* Instructions for the task *
Return every entry exactly as written.

* Provided material *
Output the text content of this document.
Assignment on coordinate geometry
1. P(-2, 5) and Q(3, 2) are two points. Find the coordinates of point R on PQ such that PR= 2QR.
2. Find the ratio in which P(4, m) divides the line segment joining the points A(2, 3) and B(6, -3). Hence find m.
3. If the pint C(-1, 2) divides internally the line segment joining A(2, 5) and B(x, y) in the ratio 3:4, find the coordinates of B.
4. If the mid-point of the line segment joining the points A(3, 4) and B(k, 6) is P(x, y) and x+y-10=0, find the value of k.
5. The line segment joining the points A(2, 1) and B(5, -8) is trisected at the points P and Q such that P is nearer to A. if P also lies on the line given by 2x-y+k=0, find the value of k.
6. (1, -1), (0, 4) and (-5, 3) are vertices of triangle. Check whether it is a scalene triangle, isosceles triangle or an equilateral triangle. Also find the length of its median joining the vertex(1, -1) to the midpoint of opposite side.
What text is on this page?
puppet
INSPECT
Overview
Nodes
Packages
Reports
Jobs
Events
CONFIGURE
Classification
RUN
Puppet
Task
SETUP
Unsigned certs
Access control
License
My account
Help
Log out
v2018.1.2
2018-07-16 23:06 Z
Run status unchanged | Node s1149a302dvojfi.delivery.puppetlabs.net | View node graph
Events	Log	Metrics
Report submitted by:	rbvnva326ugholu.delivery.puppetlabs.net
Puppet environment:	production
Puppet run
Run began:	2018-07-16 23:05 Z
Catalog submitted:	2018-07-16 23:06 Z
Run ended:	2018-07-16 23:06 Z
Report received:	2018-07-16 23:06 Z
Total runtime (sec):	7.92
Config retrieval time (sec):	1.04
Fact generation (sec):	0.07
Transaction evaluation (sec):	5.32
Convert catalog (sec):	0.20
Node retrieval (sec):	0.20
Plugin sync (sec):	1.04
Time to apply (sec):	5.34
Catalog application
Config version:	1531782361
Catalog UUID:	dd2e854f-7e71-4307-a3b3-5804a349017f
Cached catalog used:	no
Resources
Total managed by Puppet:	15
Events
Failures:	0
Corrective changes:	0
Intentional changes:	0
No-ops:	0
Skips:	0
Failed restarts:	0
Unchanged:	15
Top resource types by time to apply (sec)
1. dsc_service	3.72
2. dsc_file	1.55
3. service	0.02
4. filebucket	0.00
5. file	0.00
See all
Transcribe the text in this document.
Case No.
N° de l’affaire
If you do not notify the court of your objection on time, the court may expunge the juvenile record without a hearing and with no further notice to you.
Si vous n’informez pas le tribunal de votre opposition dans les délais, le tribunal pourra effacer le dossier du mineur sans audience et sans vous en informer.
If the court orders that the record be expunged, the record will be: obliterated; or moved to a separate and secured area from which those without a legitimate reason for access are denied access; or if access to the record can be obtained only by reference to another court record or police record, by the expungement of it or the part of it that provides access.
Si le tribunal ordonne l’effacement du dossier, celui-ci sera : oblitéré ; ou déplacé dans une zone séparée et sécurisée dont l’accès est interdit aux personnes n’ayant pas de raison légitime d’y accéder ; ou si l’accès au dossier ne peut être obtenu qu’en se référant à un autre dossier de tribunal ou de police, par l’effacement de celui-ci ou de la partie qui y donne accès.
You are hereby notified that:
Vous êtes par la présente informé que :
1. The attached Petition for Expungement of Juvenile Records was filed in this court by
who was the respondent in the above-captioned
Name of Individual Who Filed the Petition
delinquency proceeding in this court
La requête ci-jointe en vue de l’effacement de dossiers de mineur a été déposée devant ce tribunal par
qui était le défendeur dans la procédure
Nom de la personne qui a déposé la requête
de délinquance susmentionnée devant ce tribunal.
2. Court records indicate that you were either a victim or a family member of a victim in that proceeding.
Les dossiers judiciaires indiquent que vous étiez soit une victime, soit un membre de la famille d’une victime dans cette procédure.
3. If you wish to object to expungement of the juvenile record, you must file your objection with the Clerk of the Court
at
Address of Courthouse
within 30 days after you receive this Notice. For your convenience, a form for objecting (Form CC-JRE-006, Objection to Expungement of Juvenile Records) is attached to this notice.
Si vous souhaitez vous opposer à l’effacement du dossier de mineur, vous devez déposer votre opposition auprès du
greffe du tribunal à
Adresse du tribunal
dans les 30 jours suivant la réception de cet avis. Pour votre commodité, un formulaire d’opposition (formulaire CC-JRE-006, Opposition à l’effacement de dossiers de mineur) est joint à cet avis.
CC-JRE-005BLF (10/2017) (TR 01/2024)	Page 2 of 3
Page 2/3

* Worked solution *
Output the text content of this document.
Assignment on coordinate geometry
1. P(-2, 5) and Q(3, 2) are two points. Find the coordinates of point R on PQ such that PR= 2QR.
2. Find the ratio in which P(4, m) divides the line segment joining the points A(2, 3) and B(6, -3). Hence find m.
3. If the pint C(-1, 2) divides internally the line segment joining A(2, 5) and B(x, y) in the ratio 3:4, find the coordinates of B.
4. If the mid-point of the line segment joining the points A(3, 4) and B(k, 6) is P(x, y) and x+y-10=0, find the value of k.
5. The line segment joining the points A(2, 1) and B(5, -8) is trisected at the points P and Q such that P is nearer to A. if P also lies on the line given by 2x-y+k=0, find the value of k.
6. (1, -1), (0, 4) and (-5, 3) are vertices of triangle. Check whether it is a scalene triangle, isosceles triangle or an equilateral triangle. Also find the length of its median joining the vertex(1, -1) to the midpoint of opposite side.
What text is on this page?
puppet
INSPECT
Overview
Nodes
Packages
Reports
Jobs
Events
CONFIGURE
Classification
RUN
Puppet
Task
SETUP
Unsigned certs
Access control
License
My account
Help
Log out
v2018.1.2
2018-07-16 23:06 Z
Run status unchanged | Node s1149a302dvojfi.delivery.puppetlabs.net | View node graph
Events	Log	Metrics
Report submitted by:	rbvnva326ugholu.delivery.puppetlabs.net
Puppet environment:	production
Puppet run
Run began:	2018-07-16 23:05 Z
Catalog submitted:	2018-07-16 23:06 Z
Run ended:	2018-07-16 23:06 Z
Report received:	2018-07-16 23:06 Z
Total runtime (sec):	7.92
Config retrieval time (sec):	1.04
Fact generation (sec):	0.07
Transaction evaluation (sec):	5.32
Convert catalog (sec):	0.20
Node retrieval (sec):	0.20
Plugin sync (sec):	1.04
Time to apply (sec):	5.34
Catalog application
Config version:	1531782361
Catalog UUID:	dd2e854f-7e71-4307-a3b3-5804a349017f
Cached catalog used:	no
Resources
Total managed by Puppet:	15
Events
Failures:	0
Corrective changes:	0
Intentional changes:	0
No-ops:	0
Skips:	0
Failed restarts:	0
Unchanged:	15
Top resource types by time to apply (sec)
1. dsc_service	3.72
2. dsc_file	1.55
3. service	0.02
4. filebucket	0.00
5. file	0.00
See all
Transcribe the text in this document.
Case No.
N° de l’affaire
If you do not notify the court of your objection on time, the court may expunge the juvenile record without a hearing and with no further notice to you.
Si vous n’informez pas le tribunal de votre opposition dans les délais, le tribunal pourra effacer le dossier du mineur sans audience et sans vous en informer.
If the court orders that the record be expunged, the record will be: obliterated; or moved to a separate and secured area from which those without a legitimate reason for access are denied access; or if access to the record can be obtained only by reference to another court record or police record, by the expungement of it or the part of it that provides access.
Si le tribunal ordonne l’effacement du dossier, celui-ci sera : oblitéré ; ou déplacé dans une zone séparée et sécurisée dont l’accès est interdit aux personnes n’ayant pas de raison légitime d’y accéder ; ou si l’accès au dossier ne peut être obtenu qu’en se référant à un autre dossier de tribunal ou de police, par l’effacement de celui-ci ou de la partie qui y donne accès.
You are hereby notified that:
Vous êtes par la présente informé que :
1. The attached Petition for Expungement of Juvenile Records was filed in this court by
who was the respondent in the above-captioned
Name of Individual Who Filed the Petition
delinquency proceeding in this court
La requête ci-jointe en vue de l’effacement de dossiers de mineur a été déposée devant ce tribunal par
qui était le défendeur dans la procédure
Nom de la personne qui a déposé la requête
de délinquance susmentionnée devant ce tribunal.
2. Court records indicate that you were either a victim or a family member of a victim in that proceeding.
Les dossiers judiciaires indiquent que vous étiez soit une victime, soit un membre de la famille d’une victime dans cette procédure.
3. If you wish to object to expungement of the juvenile record, you must file your objection with the Clerk of the Court
at
Address of Courthouse
within 30 days after you receive this Notice. For your convenience, a form for objecting (Form CC-JRE-006, Objection to Expungement of Juvenile Records) is attached to this notice.
Si vous souhaitez vous opposer à l’effacement du dossier de mineur, vous devez déposer votre opposition auprès du
greffe du tribunal à
Adresse du tribunal
dans les 30 jours suivant la réception de cet avis. Pour votre commodité, un formulaire d’opposition (formulaire CC-JRE-006, Opposition à l’effacement de dossiers de mineur) est joint à cet avis.
CC-JRE-005BLF (10/2017) (TR 01/2024)	Page 2 of 3
Page 2/3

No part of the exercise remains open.